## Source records
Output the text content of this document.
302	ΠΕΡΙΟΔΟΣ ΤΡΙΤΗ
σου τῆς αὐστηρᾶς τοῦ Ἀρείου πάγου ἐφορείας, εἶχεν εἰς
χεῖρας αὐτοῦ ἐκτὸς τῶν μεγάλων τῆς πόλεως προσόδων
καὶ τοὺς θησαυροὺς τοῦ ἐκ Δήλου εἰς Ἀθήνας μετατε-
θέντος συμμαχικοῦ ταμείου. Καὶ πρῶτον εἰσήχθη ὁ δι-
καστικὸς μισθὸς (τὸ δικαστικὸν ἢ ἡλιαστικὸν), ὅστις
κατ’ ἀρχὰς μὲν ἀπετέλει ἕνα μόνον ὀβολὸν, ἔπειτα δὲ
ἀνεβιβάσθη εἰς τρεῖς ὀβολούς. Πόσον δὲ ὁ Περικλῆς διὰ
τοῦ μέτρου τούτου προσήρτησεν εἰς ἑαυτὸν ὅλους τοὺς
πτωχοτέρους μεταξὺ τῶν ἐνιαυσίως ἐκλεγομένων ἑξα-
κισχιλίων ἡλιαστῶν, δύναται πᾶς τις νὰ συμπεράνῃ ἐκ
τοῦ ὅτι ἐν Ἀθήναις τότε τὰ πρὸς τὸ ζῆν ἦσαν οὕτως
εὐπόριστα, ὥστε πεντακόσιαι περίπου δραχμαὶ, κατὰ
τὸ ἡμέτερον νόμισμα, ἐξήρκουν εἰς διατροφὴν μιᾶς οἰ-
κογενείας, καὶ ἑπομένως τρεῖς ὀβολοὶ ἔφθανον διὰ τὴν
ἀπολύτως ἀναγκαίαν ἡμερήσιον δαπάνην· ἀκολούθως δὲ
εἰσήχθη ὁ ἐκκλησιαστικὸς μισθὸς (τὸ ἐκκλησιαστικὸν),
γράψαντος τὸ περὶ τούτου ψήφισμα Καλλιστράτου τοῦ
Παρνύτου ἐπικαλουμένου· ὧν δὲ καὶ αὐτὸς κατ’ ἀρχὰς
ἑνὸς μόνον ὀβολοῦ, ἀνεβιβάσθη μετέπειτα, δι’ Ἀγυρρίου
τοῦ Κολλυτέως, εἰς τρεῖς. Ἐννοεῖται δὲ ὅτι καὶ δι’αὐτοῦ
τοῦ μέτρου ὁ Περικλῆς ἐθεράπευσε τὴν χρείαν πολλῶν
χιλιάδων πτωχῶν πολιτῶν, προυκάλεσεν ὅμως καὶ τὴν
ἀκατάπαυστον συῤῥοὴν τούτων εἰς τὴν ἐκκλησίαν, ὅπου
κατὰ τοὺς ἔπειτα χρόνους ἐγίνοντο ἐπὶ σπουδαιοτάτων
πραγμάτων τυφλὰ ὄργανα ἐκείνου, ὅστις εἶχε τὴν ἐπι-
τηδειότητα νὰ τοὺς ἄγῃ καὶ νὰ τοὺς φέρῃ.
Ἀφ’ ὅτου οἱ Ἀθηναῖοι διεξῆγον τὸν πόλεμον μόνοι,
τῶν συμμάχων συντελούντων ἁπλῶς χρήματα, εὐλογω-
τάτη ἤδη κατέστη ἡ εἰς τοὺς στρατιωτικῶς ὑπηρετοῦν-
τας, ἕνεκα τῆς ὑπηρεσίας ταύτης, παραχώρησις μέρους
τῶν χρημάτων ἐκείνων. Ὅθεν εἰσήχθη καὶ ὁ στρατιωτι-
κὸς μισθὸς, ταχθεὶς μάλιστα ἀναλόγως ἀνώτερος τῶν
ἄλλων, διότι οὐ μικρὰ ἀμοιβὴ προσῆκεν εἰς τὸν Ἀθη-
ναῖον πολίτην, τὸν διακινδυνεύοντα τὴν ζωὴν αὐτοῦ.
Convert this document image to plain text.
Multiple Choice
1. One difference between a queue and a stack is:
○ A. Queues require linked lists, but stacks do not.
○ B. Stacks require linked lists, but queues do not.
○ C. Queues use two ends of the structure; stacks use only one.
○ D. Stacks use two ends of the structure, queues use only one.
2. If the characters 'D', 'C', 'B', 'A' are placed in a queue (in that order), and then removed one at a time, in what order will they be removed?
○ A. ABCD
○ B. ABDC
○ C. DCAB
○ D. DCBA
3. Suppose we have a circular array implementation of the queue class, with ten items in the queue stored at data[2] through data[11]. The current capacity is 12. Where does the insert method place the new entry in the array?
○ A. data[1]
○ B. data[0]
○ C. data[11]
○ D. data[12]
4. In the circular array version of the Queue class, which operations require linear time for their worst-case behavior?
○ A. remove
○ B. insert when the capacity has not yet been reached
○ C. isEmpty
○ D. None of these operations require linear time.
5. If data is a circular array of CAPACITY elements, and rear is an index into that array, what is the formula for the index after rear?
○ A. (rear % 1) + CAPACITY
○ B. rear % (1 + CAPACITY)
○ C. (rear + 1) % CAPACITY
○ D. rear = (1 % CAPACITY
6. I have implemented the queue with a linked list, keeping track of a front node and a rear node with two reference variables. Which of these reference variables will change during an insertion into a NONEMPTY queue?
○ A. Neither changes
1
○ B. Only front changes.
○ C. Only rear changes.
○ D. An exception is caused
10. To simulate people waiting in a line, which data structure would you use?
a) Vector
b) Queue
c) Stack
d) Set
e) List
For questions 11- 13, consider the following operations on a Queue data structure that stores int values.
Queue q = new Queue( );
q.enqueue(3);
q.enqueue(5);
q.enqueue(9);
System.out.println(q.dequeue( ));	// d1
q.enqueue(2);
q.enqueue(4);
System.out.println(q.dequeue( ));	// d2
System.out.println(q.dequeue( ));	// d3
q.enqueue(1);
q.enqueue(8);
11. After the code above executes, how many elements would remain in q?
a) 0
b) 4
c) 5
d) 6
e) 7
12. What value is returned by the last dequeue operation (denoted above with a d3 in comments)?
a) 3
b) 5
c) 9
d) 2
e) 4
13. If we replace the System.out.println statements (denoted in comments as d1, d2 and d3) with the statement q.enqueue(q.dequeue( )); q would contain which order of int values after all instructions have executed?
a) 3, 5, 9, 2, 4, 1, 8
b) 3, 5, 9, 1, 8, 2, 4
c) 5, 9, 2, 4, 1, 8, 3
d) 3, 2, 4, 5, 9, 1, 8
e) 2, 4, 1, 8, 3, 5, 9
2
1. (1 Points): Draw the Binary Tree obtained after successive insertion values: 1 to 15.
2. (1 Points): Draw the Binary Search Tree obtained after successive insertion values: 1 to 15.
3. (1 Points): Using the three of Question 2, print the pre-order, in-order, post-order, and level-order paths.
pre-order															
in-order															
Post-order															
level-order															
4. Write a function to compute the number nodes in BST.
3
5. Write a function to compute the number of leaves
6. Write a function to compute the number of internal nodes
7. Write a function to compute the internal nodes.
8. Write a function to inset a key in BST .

## STATED GOAL
Look above for lines with the word "internal" and copy them all.

## RESULT
6. Write a function to compute the number of internal nodes
7. Write a function to compute the internal nodes.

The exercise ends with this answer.